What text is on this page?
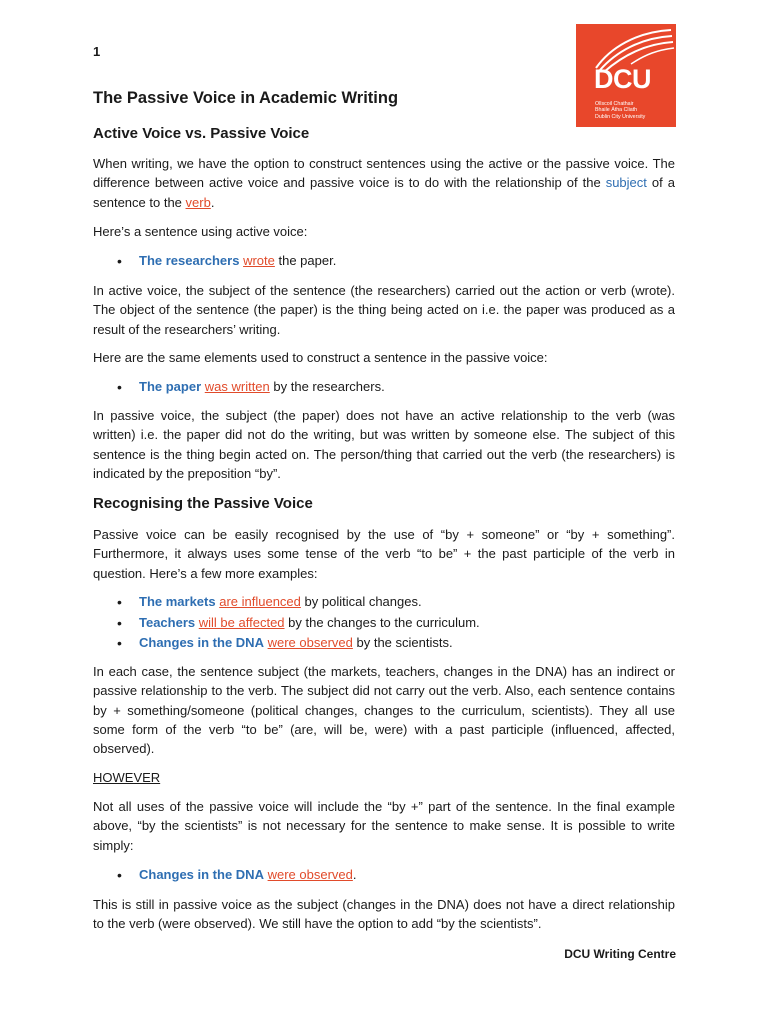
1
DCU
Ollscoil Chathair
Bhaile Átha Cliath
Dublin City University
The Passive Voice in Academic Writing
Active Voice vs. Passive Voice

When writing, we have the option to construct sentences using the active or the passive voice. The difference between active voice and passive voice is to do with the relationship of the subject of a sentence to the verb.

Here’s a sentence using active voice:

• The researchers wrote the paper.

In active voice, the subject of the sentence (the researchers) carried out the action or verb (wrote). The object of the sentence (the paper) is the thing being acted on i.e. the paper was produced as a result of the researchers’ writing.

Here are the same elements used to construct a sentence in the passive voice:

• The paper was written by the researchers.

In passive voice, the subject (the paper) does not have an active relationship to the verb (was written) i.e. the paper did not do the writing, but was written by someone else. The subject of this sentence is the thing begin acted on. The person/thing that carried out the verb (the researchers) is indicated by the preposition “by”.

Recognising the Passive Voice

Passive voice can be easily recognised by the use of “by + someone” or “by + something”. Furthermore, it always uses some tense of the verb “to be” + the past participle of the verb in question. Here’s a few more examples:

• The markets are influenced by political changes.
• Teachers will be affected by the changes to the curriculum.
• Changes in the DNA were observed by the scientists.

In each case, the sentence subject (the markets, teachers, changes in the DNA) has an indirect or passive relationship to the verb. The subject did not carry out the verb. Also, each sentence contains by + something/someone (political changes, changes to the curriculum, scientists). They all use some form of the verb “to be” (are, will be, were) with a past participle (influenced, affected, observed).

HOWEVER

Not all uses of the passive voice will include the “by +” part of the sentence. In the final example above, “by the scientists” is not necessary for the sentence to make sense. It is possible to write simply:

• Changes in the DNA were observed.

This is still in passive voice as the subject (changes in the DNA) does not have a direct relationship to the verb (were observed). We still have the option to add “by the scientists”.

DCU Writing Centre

====================

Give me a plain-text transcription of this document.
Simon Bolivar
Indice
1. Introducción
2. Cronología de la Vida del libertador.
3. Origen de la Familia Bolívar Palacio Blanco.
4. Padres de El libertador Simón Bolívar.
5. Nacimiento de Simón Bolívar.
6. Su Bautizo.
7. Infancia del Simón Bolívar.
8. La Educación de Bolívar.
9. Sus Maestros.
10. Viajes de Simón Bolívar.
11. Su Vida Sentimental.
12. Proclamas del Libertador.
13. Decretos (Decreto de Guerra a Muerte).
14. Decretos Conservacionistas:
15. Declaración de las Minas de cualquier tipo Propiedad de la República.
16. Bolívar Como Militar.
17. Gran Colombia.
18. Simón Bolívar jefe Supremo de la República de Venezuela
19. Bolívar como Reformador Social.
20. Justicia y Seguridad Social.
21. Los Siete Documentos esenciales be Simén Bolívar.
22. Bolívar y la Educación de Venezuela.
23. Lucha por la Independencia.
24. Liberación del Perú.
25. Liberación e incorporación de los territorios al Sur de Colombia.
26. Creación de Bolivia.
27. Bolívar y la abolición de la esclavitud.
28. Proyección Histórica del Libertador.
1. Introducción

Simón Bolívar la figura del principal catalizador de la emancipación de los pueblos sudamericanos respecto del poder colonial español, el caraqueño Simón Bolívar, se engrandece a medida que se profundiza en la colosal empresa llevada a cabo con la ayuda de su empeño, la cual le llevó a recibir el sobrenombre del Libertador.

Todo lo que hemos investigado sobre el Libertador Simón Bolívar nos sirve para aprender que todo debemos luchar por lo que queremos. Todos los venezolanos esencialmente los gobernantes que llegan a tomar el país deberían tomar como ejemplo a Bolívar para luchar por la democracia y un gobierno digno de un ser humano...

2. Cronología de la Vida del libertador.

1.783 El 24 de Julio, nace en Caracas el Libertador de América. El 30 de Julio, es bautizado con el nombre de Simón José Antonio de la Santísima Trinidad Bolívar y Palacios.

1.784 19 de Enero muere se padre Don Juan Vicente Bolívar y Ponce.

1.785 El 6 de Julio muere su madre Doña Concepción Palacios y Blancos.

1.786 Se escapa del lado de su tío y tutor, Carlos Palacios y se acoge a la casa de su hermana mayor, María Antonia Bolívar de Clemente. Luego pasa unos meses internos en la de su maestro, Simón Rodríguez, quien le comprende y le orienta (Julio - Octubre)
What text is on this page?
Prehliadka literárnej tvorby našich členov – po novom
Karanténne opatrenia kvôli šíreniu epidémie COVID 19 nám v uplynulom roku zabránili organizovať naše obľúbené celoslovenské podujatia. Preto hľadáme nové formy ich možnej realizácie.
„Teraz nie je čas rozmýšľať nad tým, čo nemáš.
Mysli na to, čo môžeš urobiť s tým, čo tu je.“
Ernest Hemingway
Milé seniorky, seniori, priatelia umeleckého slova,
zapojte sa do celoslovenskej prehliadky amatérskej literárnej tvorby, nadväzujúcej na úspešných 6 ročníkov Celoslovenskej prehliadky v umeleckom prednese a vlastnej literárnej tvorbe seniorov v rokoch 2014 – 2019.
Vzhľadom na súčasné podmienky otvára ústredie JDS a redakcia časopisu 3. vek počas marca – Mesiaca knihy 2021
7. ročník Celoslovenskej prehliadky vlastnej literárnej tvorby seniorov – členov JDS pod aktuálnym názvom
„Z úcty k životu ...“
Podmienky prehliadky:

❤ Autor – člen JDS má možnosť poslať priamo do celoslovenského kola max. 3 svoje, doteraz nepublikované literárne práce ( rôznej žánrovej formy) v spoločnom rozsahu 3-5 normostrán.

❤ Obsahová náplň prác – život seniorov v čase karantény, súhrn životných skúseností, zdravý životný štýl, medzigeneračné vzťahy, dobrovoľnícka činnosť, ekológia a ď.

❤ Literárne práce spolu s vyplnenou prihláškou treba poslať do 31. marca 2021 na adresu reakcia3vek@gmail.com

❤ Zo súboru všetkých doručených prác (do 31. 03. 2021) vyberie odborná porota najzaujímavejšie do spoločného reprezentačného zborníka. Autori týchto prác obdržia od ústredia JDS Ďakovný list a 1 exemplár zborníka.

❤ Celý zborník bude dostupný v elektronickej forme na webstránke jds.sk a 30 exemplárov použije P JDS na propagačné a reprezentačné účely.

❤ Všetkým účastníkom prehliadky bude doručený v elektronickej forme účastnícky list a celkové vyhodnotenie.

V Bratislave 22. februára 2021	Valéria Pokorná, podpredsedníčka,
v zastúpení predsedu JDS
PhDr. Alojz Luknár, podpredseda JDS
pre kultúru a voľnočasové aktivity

====================

### [Aim]
Read through the entries and copy each line in which "formy" appears.

### [Output]
Karanténne opatrenia kvôli šíreniu epidémie COVID 19 nám v uplynulom roku zabránili organizovať naše obľúbené celoslovenské podujatia. Preto hľadáme nové formy ich možnej realizácie.
❤ Autor – člen JDS má možnosť poslať priamo do celoslovenského kola max. 3 svoje, doteraz nepublikované literárne práce ( rôznej žánrovej formy) v spoločnom rozsahu 3-5 normostrán.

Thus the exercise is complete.